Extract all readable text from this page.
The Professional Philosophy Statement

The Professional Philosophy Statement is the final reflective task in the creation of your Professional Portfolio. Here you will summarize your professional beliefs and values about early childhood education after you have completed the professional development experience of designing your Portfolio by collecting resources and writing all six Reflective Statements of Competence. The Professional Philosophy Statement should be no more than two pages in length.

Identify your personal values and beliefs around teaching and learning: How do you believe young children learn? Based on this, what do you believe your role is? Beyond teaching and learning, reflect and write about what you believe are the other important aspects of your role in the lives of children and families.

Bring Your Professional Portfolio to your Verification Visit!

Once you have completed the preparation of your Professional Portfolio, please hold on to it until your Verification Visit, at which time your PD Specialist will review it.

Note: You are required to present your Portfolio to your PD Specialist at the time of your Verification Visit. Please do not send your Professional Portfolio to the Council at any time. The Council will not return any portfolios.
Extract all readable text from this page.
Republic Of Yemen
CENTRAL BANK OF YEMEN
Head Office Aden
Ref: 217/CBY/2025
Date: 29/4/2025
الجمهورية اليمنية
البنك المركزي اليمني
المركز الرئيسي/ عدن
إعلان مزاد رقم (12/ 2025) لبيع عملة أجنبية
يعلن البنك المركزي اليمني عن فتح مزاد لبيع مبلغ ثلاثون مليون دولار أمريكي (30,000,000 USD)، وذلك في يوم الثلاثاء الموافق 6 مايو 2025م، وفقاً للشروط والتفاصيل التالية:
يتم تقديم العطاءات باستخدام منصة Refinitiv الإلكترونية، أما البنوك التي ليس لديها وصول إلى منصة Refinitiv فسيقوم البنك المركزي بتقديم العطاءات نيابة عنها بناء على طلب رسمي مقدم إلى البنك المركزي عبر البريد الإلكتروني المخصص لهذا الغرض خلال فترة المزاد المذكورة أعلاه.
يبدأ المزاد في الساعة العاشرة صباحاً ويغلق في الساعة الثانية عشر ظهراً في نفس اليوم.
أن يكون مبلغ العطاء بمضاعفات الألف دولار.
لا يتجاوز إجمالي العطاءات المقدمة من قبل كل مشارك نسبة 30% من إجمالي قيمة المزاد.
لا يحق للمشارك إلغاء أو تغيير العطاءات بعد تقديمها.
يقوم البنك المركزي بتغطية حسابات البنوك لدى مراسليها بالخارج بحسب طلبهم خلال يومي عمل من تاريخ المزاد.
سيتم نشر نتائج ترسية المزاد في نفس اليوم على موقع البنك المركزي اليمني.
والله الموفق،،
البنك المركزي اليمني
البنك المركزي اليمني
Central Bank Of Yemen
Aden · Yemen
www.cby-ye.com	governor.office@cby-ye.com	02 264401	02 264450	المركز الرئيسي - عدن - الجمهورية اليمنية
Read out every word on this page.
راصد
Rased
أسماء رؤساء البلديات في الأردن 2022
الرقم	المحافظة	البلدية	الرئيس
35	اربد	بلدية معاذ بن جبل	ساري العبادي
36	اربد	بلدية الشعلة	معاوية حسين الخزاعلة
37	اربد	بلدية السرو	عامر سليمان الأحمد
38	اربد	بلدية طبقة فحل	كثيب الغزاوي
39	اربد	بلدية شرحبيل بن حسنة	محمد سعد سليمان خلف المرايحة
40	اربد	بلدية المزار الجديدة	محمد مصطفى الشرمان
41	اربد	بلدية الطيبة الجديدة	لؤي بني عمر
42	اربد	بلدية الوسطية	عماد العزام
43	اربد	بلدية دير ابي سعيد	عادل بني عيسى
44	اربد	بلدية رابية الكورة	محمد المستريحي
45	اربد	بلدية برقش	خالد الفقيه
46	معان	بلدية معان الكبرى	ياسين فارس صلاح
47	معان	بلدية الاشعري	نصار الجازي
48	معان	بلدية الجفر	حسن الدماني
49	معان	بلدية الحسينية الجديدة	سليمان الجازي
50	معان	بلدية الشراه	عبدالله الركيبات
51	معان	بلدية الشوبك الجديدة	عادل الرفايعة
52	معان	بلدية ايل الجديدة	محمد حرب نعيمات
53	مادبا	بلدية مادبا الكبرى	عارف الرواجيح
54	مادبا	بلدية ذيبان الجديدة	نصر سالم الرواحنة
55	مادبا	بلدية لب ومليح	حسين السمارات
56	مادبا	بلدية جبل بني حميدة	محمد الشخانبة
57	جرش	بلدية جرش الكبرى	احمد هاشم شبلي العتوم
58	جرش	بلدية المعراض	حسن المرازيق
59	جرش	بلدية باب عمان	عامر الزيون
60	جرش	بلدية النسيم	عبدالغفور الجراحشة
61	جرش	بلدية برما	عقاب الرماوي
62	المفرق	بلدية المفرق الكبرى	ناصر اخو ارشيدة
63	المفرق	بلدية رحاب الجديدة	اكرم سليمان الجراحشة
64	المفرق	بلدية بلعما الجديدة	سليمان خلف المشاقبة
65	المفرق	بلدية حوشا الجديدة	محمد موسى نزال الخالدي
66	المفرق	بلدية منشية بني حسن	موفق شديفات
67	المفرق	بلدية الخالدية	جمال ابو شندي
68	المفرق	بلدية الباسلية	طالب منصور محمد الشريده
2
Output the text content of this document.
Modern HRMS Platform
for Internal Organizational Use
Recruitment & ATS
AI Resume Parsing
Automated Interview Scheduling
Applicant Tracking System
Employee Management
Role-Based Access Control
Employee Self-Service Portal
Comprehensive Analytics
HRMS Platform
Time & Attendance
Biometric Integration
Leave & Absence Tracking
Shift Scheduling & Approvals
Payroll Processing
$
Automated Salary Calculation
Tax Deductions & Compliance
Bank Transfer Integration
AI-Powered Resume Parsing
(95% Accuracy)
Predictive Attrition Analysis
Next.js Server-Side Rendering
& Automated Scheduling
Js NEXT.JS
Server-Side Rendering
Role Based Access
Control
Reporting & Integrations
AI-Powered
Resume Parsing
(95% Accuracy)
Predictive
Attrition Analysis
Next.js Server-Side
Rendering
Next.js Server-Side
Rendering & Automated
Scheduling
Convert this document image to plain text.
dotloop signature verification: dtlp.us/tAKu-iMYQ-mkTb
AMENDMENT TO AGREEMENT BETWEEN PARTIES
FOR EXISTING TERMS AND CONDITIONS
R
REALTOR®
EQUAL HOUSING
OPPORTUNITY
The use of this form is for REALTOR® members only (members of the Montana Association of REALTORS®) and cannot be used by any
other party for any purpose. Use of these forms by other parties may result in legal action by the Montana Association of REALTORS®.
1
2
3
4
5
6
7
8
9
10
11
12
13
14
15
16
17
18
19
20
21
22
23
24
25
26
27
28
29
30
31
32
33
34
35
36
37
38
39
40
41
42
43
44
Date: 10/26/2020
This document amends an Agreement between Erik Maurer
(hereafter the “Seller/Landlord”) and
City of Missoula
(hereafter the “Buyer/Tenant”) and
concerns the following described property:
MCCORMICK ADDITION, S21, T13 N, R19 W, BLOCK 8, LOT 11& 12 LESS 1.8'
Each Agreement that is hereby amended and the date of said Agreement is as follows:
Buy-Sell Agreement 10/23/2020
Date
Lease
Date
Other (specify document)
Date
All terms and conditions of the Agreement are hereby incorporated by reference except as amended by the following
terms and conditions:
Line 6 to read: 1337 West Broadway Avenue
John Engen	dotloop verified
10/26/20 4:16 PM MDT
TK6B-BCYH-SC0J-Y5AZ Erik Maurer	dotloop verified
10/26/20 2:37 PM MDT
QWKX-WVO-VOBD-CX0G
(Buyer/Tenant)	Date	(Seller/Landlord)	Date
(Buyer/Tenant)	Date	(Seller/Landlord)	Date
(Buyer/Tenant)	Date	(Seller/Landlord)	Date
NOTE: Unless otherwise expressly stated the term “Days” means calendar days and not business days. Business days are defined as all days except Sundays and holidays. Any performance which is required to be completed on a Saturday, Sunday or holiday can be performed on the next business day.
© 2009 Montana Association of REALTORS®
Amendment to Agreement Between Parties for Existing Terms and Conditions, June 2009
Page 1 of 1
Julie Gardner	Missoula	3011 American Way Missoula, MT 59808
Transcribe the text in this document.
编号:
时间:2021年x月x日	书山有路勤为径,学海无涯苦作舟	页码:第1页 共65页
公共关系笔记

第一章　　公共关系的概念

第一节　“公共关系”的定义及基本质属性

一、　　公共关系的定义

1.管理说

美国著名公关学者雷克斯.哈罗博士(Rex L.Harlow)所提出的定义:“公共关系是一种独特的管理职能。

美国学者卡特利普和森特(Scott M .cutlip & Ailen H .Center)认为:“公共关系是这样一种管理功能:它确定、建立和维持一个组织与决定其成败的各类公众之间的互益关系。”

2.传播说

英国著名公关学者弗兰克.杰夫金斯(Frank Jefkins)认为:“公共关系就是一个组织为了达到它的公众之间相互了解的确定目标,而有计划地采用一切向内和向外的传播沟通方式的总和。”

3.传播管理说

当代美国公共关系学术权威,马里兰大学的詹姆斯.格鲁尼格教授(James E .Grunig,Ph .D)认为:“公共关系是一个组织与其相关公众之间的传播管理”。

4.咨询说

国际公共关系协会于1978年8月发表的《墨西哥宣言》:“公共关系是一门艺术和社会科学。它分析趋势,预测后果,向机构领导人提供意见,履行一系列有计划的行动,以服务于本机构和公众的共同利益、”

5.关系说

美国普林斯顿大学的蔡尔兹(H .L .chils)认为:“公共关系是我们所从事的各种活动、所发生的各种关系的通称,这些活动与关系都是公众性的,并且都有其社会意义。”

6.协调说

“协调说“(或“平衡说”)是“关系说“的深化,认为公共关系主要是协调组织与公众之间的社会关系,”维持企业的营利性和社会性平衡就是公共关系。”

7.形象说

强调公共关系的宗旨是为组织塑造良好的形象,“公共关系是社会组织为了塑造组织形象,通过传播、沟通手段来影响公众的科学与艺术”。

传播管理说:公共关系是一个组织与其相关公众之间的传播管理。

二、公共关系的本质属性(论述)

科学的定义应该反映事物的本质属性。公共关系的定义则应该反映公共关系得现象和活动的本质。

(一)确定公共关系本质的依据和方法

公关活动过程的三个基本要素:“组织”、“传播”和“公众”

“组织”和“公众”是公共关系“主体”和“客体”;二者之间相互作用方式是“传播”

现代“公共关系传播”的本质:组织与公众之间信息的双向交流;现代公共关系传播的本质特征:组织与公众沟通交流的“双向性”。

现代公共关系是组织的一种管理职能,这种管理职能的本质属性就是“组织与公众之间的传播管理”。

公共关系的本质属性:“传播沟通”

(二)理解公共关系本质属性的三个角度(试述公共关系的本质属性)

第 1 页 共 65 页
········
Copy all lines in the listing above where the string "传播管理说" appears.

- WORKED ANSWER -
3.传播管理说
传播管理说:公共关系是一个组织与其相关公众之间的传播管理。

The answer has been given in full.